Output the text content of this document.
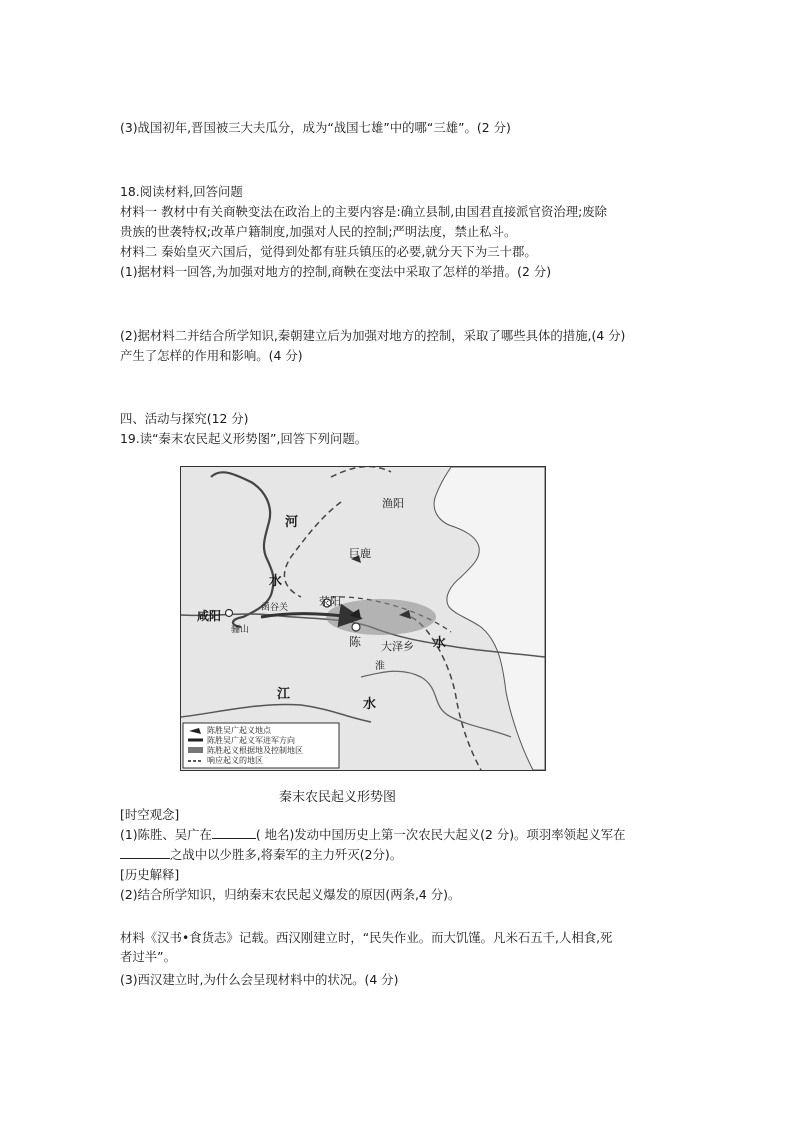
(3)战国初年,晋国被三大夫瓜分，成为“战国七雄”中的哪“三雄”。(2 分)
18.阅读材料,回答问题
材料一 教材中有关商鞅变法在政治上的主要内容是:确立县制,由国君直接派官资治理;废除
贵族的世袭特权;改革户籍制度,加强对人民的控制;严明法度，禁止私斗。
材料二 秦始皇灭六国后，觉得到处都有驻兵镇压的必要,就分天下为三十郡。
(1)据材料一回答,为加强对地方的控制,商鞅在变法中采取了怎样的举措。(2 分)
(2)据材料二并结合所学知识,秦朝建立后为加强对地方的控制，采取了哪些具体的措施,(4 分)
产生了怎样的作用和影响。(4 分)
四、活动与探究(12 分)
19.读“秦末农民起义形势图”,回答下列问题。
渔阳
河
巨鹿
水
荥阳
咸阳
函谷关
骊山
陈 大泽乡 水
淮
江
水
陈胜吴广起义地点
陈胜吴广起义军进军方向
陈胜起义根据地及控制地区
响应起义的地区
秦末农民起义形势图
[时空观念]
(1)陈胜、吴广在	( 地名)发动中国历史上第一次农民大起义(2 分)。项羽率领起义军在
之战中以少胜多,将秦军的主力歼灭(2分)。
[历史解释]
(2)结合所学知识，归纳秦末农民起义爆发的原因(两条,4 分)。
材料《汉书•食货志》记载。西汉刚建立时，“民失作业。而大饥馑。凡米石五千,人相食,死
者过半”。
(3)西汉建立时,为什么会呈现材料中的状况。(4 分)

★ ★ ★ ★

Without the pictures, restate all of the entries above verbatim.

Output the text content of this document.
(3)战国初年,晋国被三大夫瓜分，成为“战国七雄”中的哪“三雄”。(2 分)
18.阅读材料,回答问题
材料一 教材中有关商鞅变法在政治上的主要内容是:确立县制,由国君直接派官资治理;废除
贵族的世袭特权;改革户籍制度,加强对人民的控制;严明法度，禁止私斗。
材料二 秦始皇灭六国后，觉得到处都有驻兵镇压的必要,就分天下为三十郡。
(1)据材料一回答,为加强对地方的控制,商鞅在变法中采取了怎样的举措。(2 分)
(2)据材料二并结合所学知识,秦朝建立后为加强对地方的控制，采取了哪些具体的措施,(4 分)
产生了怎样的作用和影响。(4 分)
四、活动与探究(12 分)
19.读“秦末农民起义形势图”,回答下列问题。
渔阳
河
巨鹿
水
荥阳
咸阳
函谷关
骊山
陈 大泽乡 水
淮
江
水
陈胜吴广起义地点
陈胜吴广起义军进军方向
陈胜起义根据地及控制地区
响应起义的地区
秦末农民起义形势图
[时空观念]
(1)陈胜、吴广在	( 地名)发动中国历史上第一次农民大起义(2 分)。项羽率领起义军在
之战中以少胜多,将秦军的主力歼灭(2分)。
[历史解释]
(2)结合所学知识，归纳秦末农民起义爆发的原因(两条,4 分)。
材料《汉书•食货志》记载。西汉刚建立时，“民失作业。而大饥馑。凡米石五千,人相食,死
者过半”。
(3)西汉建立时,为什么会呈现材料中的状况。(4 分)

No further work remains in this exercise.